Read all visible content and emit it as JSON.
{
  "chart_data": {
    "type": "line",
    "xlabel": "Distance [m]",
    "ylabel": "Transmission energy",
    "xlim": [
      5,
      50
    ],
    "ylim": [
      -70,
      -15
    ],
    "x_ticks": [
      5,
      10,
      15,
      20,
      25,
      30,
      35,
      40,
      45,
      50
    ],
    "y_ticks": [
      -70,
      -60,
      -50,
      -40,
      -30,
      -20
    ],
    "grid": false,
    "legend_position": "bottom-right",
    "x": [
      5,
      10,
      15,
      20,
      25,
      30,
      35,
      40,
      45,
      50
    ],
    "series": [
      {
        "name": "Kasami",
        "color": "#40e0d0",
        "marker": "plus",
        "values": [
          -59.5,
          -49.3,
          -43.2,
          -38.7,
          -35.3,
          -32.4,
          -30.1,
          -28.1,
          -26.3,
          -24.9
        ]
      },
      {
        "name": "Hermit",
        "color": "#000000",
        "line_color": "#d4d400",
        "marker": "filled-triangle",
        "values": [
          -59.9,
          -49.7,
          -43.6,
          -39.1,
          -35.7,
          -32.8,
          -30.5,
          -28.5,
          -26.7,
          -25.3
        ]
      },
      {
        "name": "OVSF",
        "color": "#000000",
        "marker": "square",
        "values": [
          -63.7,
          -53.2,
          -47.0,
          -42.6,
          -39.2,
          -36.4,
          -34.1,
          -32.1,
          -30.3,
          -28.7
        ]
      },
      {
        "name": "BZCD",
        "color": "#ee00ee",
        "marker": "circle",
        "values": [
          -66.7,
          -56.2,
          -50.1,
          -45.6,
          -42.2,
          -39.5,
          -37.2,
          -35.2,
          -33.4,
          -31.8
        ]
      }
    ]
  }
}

Goal of the exercise =>
Copy every line that includes the string "marker" from the material above.

The answer =>
        "marker": "plus",
        "marker": "filled-triangle",
        "marker": "square",
        "marker": "circle",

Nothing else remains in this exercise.